## What is asked
Select every line below containing the word "this".

# START OF Input material

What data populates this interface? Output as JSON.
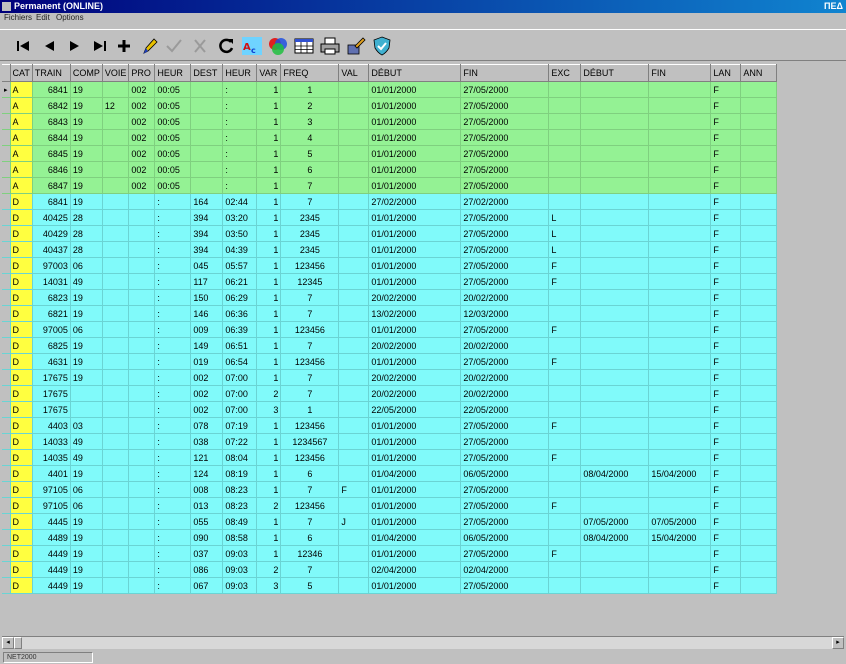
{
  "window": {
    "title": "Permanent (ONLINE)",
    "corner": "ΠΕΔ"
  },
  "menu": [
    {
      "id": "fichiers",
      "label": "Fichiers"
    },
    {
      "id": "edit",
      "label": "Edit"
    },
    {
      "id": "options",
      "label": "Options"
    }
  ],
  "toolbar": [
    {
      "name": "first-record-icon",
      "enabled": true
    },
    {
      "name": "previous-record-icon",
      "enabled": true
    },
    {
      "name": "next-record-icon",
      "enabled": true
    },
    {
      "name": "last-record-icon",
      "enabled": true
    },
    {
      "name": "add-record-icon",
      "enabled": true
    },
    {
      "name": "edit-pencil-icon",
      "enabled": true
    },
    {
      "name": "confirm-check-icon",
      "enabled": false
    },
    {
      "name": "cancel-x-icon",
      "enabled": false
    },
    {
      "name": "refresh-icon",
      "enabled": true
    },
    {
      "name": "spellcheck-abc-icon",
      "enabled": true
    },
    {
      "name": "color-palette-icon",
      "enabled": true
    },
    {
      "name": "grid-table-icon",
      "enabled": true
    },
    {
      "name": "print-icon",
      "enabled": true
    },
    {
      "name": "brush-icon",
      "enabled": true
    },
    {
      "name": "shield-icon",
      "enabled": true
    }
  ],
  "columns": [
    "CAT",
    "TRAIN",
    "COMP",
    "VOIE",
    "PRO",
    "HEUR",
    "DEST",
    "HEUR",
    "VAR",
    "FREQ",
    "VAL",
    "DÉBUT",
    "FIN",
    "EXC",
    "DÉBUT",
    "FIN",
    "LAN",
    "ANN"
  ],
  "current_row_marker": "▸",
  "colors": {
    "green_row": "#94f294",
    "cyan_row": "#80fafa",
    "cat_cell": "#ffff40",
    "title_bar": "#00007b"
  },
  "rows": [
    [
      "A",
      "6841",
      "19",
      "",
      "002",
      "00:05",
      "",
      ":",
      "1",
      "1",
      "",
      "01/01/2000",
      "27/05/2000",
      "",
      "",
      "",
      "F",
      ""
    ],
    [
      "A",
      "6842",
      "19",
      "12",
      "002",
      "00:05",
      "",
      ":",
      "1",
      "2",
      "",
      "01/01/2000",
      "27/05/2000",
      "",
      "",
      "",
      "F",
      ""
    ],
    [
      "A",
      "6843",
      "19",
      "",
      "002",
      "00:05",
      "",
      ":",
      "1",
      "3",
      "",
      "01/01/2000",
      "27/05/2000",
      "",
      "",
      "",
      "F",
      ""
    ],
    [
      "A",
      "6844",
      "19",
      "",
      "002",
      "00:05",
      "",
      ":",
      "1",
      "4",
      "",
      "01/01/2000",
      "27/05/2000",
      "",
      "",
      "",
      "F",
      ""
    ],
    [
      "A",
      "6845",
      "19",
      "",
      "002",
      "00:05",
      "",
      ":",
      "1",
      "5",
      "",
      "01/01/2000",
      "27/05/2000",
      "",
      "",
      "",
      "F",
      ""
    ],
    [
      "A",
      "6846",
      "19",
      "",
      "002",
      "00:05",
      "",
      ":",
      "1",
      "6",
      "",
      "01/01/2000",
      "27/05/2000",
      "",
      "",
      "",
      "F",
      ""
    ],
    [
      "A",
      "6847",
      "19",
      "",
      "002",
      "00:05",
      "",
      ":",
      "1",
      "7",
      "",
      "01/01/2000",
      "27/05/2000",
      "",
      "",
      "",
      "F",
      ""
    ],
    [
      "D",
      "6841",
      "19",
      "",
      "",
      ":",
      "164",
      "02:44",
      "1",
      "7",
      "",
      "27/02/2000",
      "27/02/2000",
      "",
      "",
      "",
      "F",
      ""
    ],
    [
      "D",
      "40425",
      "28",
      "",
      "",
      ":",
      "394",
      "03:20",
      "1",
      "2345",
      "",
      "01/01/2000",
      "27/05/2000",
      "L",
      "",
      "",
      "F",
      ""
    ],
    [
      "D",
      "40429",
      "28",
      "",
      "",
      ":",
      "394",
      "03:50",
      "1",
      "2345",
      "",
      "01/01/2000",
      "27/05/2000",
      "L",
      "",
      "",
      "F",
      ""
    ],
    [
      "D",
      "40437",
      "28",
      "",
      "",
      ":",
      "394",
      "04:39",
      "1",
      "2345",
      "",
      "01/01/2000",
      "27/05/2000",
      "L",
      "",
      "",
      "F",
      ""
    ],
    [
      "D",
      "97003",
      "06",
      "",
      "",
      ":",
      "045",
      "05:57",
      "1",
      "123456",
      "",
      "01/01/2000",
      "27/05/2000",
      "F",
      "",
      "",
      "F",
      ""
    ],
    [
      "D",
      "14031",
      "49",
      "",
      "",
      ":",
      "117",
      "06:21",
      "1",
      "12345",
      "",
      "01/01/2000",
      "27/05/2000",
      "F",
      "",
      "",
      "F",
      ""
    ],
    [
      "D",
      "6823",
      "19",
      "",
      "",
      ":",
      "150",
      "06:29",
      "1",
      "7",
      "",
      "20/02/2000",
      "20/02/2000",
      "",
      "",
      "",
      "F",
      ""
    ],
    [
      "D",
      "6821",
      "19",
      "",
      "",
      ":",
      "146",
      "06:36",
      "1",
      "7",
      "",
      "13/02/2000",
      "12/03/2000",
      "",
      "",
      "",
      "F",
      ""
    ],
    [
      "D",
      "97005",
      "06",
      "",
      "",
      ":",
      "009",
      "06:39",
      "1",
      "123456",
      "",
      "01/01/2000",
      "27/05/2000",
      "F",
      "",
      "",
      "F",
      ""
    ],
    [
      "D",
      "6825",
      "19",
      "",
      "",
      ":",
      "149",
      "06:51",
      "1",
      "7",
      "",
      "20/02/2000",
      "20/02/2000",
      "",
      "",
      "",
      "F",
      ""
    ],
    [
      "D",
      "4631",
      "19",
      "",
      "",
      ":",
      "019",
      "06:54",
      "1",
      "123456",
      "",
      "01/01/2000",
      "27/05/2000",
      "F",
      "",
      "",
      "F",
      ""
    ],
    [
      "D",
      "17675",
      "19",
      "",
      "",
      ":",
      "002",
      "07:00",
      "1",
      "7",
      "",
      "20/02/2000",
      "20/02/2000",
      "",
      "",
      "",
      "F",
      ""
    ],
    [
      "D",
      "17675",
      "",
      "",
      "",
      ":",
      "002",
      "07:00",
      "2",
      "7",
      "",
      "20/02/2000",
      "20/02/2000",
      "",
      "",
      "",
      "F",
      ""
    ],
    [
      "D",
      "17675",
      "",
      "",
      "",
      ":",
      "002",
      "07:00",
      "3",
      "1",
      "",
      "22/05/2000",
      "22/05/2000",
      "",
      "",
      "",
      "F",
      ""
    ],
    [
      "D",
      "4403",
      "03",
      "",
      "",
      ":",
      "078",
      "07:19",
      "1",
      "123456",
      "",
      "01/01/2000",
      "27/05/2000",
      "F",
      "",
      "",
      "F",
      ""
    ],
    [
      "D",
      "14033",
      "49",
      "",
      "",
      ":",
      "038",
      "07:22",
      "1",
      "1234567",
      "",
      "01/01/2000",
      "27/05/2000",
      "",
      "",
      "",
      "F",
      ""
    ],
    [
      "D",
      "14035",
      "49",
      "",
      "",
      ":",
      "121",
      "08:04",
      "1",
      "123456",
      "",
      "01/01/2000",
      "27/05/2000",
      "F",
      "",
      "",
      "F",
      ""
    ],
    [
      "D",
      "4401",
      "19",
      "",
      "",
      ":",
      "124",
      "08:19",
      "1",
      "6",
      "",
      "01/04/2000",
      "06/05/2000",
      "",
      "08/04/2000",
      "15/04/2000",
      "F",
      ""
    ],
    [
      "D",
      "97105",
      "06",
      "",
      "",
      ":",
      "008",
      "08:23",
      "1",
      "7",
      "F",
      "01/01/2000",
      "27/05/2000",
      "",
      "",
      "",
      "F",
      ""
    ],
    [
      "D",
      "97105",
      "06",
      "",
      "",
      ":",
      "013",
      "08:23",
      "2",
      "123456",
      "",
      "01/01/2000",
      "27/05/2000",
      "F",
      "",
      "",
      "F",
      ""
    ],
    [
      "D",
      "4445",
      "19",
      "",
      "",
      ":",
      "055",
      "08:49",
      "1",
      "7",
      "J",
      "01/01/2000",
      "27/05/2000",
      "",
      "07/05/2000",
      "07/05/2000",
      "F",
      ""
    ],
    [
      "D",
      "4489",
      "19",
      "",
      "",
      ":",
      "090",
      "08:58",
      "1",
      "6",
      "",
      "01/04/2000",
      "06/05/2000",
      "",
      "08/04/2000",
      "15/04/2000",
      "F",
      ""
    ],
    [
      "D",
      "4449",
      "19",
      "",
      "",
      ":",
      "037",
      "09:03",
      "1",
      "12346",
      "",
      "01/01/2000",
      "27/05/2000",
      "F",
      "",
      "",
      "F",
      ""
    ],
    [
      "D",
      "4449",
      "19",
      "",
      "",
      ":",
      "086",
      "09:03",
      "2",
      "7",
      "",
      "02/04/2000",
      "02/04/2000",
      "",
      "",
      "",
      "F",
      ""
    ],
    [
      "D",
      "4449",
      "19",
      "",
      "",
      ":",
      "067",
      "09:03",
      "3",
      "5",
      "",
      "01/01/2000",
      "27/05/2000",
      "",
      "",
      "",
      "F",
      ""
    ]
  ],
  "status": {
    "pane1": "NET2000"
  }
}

# END OF Input material
# START OF Input material

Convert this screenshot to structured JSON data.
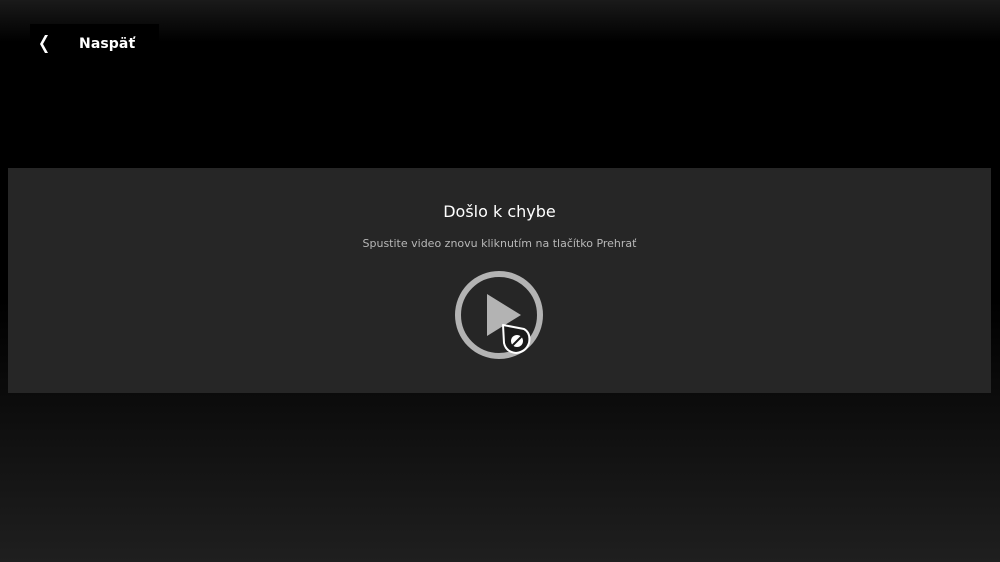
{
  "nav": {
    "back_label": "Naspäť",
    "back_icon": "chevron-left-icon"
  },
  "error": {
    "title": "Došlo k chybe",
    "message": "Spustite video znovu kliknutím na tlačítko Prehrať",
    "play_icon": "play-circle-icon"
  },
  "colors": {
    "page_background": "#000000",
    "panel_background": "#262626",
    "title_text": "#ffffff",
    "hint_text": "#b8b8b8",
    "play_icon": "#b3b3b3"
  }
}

# END OF Input material

## Solution to the problem
What data populates this interface? Output as JSON.
Convert this screenshot to structured JSON data.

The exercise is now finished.